AIM:
Using the listing below, extract each line that has the word "Completions" in it.

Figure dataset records
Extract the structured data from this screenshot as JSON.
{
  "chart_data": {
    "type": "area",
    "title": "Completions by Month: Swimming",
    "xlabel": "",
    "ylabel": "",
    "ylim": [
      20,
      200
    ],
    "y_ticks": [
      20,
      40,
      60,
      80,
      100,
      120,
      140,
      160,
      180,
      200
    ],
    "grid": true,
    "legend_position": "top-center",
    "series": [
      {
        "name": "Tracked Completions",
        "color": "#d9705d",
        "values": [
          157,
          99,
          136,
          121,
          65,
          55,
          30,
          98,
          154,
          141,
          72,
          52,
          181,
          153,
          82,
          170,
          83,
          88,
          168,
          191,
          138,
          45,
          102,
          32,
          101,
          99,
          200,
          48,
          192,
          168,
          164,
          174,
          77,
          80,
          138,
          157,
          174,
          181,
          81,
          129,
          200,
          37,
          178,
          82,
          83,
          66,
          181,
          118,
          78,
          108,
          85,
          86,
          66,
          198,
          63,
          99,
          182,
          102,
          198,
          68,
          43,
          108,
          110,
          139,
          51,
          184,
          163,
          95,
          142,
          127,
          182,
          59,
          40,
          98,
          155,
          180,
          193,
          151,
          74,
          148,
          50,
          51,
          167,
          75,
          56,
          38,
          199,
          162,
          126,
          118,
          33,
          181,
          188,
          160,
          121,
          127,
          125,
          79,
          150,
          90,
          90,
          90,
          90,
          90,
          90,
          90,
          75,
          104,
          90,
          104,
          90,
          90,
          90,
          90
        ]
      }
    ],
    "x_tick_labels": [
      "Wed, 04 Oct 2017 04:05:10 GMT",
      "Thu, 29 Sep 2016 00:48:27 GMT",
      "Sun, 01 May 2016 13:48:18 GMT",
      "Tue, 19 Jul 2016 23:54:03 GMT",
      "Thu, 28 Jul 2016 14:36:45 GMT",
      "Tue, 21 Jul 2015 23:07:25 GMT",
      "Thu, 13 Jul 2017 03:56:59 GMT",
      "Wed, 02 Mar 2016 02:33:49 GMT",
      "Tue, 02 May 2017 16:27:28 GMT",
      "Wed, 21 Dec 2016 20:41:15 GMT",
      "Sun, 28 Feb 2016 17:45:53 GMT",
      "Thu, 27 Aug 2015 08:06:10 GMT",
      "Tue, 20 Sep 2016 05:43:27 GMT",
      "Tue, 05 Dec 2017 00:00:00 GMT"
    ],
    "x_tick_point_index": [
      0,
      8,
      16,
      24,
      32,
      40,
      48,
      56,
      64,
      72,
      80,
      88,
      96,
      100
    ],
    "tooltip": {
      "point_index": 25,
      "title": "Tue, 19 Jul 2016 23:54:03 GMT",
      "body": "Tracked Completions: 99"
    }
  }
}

PROBLEM SOLUTION:
    "title": "Completions by Month: Swimming",
        "name": "Tracked Completions",
      "body": "Tracked Completions: 99"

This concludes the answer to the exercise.